- _TASK GOAL_
Leave the pictures out, and retype all of the material exactly as written.
_____
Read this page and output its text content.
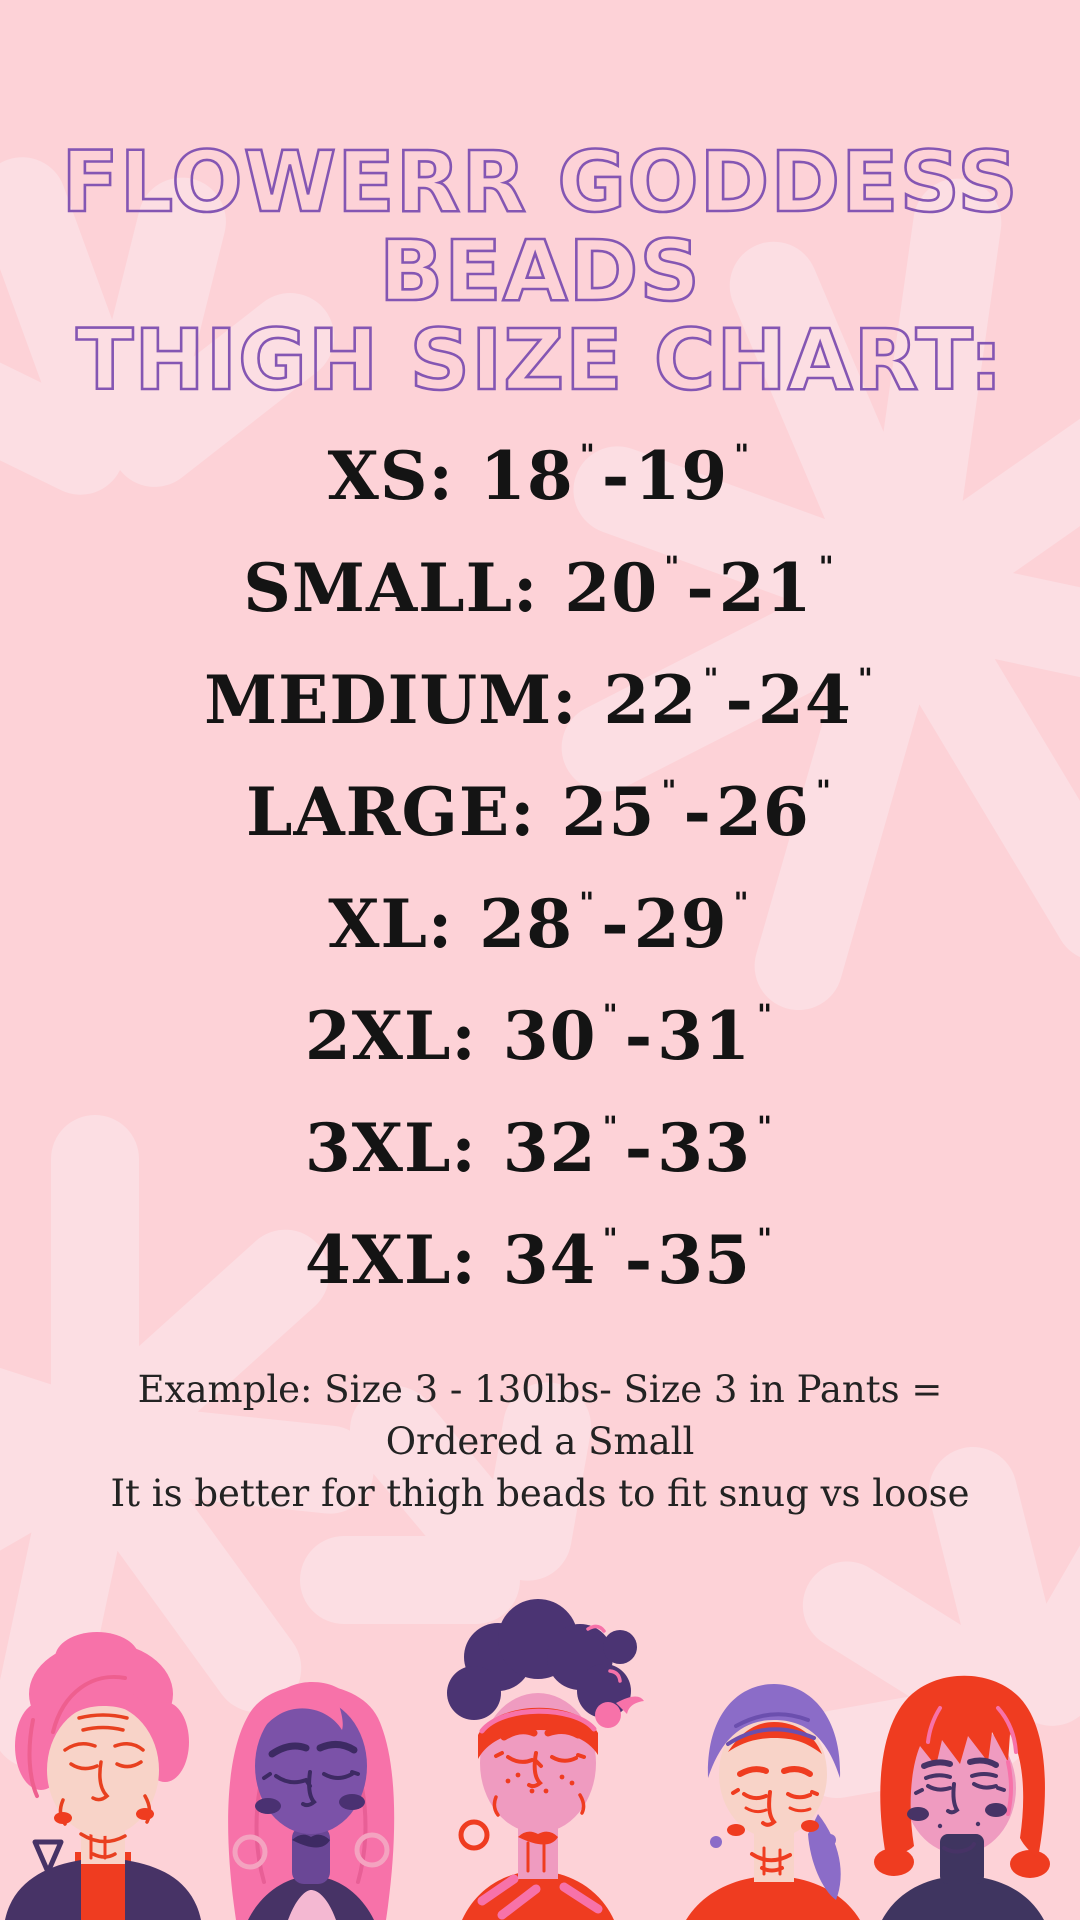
FLOWERR GODDESS
BEADS
THIGH SIZE CHART:
XS: 18 " - 19 "
SMALL: 20 " - 21 "
MEDIUM: 22 " - 24 "
LARGE: 25 " - 26 "
XL: 28 " - 29 "
2XL: 30 " - 31 "
3XL: 32 " - 33 "
4XL: 34 " - 35 "
Example: Size 3 - 130lbs- Size 3 in Pants =
Ordered a Small
It is better for thigh beads to fit snug vs loose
_____
- _RESULT BELOW_
Read this page and output its text content.
FLOWERR GODDESS
BEADS
THIGH SIZE CHART:
XS: 18 " - 19 "
SMALL: 20 " - 21 "
MEDIUM: 22 " - 24 "
LARGE: 25 " - 26 "
XL: 28 " - 29 "
2XL: 30 " - 31 "
3XL: 32 " - 33 "
4XL: 34 " - 35 "
Example: Size 3 - 130lbs- Size 3 in Pants =
Ordered a Small
It is better for thigh beads to fit snug vs loose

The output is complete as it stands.